START Recorded data

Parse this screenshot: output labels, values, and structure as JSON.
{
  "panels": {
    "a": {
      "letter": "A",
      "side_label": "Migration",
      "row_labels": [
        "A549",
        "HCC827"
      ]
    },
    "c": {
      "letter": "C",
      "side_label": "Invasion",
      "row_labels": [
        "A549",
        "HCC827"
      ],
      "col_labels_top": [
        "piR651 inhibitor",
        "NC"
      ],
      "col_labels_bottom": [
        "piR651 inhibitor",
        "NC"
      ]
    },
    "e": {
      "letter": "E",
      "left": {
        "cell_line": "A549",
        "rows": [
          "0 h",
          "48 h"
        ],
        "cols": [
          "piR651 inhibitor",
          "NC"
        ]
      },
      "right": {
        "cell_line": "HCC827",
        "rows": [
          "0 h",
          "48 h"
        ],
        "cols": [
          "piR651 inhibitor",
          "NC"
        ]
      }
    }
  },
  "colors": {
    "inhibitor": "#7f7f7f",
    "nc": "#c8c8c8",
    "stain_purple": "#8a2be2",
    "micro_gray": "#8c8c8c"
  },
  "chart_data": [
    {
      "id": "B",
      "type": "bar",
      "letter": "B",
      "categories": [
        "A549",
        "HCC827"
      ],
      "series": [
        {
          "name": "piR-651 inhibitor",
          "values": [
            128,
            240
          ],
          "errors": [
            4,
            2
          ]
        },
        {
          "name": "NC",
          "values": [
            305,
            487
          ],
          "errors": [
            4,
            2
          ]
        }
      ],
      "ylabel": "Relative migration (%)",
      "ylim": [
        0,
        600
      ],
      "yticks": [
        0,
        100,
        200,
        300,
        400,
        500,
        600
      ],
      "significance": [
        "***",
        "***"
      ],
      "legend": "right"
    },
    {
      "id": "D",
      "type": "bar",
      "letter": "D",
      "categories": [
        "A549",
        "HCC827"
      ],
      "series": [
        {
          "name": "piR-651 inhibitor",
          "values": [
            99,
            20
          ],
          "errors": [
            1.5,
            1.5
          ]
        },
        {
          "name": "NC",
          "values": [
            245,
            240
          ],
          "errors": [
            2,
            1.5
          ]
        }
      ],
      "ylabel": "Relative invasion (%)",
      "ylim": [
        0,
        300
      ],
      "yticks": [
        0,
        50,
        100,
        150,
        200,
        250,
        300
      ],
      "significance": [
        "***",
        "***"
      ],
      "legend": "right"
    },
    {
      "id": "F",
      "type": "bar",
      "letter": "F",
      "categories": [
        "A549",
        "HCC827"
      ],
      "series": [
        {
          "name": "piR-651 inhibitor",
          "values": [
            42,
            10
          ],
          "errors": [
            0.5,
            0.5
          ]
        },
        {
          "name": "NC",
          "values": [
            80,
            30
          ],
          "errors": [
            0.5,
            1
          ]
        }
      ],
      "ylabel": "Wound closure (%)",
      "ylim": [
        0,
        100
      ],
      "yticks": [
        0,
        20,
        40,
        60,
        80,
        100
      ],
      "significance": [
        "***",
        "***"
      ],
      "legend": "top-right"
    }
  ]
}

END Recorded data

● Task goal
Find the number of lines in which the word "right" occurs, and write nothing but that number.

● Finished exercise
4